WORK TO DO:
Copy out every line that contains the word "text".
===
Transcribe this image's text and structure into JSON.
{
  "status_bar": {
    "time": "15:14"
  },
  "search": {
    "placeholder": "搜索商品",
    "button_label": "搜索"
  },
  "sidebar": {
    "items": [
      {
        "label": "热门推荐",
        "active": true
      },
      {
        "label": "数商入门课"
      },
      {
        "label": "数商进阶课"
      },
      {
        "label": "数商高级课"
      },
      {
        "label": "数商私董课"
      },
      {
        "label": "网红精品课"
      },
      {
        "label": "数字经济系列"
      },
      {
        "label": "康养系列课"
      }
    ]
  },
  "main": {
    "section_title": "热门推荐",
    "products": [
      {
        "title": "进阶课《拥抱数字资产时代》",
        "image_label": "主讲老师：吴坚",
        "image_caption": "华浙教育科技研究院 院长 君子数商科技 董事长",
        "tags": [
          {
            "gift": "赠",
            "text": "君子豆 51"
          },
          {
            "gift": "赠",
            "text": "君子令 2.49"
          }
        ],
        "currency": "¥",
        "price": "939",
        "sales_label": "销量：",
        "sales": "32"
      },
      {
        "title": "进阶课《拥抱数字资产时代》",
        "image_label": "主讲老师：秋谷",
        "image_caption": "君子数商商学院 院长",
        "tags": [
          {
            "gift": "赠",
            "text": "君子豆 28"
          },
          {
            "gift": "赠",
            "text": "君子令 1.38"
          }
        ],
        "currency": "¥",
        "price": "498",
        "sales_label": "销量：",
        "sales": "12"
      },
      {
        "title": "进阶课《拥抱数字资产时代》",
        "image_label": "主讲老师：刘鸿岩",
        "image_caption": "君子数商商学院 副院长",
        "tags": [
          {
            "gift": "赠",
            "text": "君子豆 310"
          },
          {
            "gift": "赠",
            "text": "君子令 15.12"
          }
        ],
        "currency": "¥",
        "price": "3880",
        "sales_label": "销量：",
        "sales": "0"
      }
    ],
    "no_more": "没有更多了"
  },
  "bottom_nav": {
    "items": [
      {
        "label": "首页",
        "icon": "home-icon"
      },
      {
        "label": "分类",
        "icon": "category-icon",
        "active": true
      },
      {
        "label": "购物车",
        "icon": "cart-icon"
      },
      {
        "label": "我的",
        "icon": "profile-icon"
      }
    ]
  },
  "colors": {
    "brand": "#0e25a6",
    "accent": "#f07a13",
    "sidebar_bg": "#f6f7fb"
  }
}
===
TASK OUTPUT:
Transcribe this image's text and structure into JSON.
            "text": "君子豆 51"
            "text": "君子令 2.49"
            "text": "君子豆 28"
            "text": "君子令 1.38"
            "text": "君子豆 310"
            "text": "君子令 15.12"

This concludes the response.